"Terus Melemahnya Nilai RMB Memperparah Tekanan Ekspor; SAFE Meyakinkan Stabilitas Arus Lintas Batas dan Ekspektasi Pasar yang Rasional" |

Berita

Halaman Utama >  Berita

"Depresiasi RMB yang Berkelanjutan Memperberat Tekanan Ekspor; SAFE Meyakinkan Stabilitas Arus Lintas Batas dan Ekspektasi Pasar yang Rasional"

17 Mar 2025

Kurs USD/CNY berada di angka 7,2323, kurs tertinggi mencapai 7,3329 pada 14 Januari 2025, dan telah turun cukup signifikan sejak Januari hingga Maret, diperkirakan kurs akan terus menurun di hari-hari mendatang, yang akan memengaruhi harga ekspor, membuat harga FOB menjadi lebih tinggi.

Baru-baru ini, Administrasi Negara untuk Valuta Asing merilis data penerimaan, pembayaran, dan penyelesaian valuta asing untuk nasabah bank pada Februari 2025. Li Bin, Wakil Direktur sekaligus juru bicara Administrasi Negara untuk Valuta Asing, menjawab pertanyaan wartawan mengenai situasi penerimaan dan pengeluaran valuta asing pada Februari 2025.

P: Perubahan apa saja yang terjadi pada neraca valuta asing Tiongkok pada bulan Februari 2025?

········

--- Kegiatan 1 ---
Rangkum berita tentang kurs RMB di atas dalam dua kalimat.
--- Kegiatan 2 ---
Lanjutkan berita tentang kurs RMB di atas mulai dari titik terakhirnya.

········

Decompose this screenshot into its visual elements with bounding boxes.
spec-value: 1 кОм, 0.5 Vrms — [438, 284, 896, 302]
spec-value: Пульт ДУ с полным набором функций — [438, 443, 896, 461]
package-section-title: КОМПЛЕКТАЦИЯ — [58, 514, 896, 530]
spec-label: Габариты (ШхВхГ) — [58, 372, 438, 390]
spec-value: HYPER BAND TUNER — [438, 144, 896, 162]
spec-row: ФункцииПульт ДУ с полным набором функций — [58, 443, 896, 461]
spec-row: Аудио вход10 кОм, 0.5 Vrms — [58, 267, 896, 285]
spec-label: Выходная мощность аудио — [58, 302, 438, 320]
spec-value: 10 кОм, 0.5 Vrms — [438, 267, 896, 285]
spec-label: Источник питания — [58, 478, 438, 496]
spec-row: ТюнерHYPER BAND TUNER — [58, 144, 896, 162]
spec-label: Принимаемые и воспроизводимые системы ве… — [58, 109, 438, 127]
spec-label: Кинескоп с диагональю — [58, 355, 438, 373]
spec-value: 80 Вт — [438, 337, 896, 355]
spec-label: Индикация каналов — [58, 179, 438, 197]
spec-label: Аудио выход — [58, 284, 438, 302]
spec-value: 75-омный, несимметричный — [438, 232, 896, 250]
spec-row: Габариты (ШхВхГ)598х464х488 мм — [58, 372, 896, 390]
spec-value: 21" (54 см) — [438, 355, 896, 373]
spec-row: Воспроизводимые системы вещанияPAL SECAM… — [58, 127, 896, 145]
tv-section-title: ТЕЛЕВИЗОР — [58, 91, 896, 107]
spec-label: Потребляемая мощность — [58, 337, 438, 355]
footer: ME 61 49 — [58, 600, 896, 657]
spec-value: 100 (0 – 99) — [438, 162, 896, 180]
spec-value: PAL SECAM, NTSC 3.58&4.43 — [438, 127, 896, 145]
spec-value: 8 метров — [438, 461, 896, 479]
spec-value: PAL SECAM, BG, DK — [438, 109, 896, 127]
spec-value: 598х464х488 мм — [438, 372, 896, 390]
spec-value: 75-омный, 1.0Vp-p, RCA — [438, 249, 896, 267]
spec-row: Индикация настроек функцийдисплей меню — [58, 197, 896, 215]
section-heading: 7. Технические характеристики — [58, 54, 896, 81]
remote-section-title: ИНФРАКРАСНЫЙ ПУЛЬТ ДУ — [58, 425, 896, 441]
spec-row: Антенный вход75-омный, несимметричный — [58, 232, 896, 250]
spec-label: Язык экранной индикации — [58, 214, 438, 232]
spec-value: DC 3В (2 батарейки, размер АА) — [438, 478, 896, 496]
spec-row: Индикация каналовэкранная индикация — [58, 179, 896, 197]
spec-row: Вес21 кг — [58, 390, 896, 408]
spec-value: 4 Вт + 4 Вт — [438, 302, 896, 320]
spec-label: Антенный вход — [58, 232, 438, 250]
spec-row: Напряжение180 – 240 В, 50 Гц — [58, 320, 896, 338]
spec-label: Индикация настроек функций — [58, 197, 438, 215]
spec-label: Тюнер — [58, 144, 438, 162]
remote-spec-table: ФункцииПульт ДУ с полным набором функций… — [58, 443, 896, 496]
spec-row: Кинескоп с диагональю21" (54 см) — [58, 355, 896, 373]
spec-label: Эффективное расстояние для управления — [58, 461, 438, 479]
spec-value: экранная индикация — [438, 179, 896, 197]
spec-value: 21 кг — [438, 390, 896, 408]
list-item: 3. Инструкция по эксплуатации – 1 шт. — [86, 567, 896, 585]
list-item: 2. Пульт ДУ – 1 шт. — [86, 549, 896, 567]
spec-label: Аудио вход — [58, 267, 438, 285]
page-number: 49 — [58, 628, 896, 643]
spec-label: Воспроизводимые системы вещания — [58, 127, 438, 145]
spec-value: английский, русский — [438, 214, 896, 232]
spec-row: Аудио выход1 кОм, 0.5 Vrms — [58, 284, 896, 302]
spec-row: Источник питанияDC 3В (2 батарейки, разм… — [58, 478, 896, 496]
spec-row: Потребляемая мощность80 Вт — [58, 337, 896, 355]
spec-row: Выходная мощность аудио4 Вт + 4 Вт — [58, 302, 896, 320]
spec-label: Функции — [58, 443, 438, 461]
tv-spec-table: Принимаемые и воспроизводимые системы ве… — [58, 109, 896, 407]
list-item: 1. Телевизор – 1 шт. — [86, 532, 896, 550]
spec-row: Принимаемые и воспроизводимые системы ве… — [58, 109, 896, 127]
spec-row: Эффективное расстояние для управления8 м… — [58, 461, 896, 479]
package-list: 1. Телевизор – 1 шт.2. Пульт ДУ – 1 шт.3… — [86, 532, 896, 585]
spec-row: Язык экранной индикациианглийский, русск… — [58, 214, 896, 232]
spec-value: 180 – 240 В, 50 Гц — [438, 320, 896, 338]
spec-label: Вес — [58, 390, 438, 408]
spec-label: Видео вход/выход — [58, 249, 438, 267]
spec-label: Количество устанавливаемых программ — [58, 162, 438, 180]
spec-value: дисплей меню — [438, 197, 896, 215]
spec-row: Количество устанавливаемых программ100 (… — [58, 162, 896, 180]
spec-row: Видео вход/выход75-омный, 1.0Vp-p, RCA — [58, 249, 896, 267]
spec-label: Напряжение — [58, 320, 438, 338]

········

--- Jawaban yang Diharapkan 1 ---
Kurs USD/CNY berada di angka 7,2323 setelah sempat mencapai titik tertinggi 7,3329 pada 14 Januari 2025, dan diperkirakan terus menurun sehingga harga FOB ekspor menjadi lebih tinggi. Administrasi Negara untuk Valuta Asing merilis data penerimaan, pembayaran, dan penyelesaian valuta asing nasabah bank untuk Februari 2025, dan juru bicaranya, Li Bin, menjawab pertanyaan wartawan tentang situasi tersebut.

--- Jawaban yang Diharapkan 2 ---
Jawaban: Pasar valuta asing beroperasi dengan lancar pada bulan Februari, dengan aliran masuk dana lintas batas secara bersih. Pada bulan Februari, sektor non bank seperti perusahaan dan individu mencatat surplus penerimaan dan pengeluaran lintas batas sebesar 29 miliar dolar AS. Dari saluran utama, pertama, perdagangan luar negeri Tiongkok berkembang secara stabil, dengan aliran masuk dana lintas batas sebesar 64,8 miliar dolar AS dalam perdagangan barang, yang tetap berada pada level relatif tinggi dibanding periode yang sama dalam sejarah. Kedua, ekonomi domestik membaik dan pulih, serta perkembangan teknologi mendorong kepercayaan pasar. Pada bulan Februari, investor asing meningkatkan kepemilikan bersih surat utang dan saham domestik sebesar total 12,7 miliar dolar AS. Ketiga, aliran keluar dana dari perdagangan jasa dan pendapatan investasi berada pada level musiman terendah. Pada bulan Februari, selisih antara penyelesaian dan penjualan valuta asing oleh bank cenderung seimbang secara dasar, sementara tingkat pembelian valuta asing, yang mengukur keinginan perusahaan dan individu untuk membeli valuta asing, turun secara signifikan. Ekspektasi dan transaksi pasar tetap rasional dan teratur, serta keseimbangan keseluruhan pasokan dan permintaan valuta asing domestik tetap terjaga.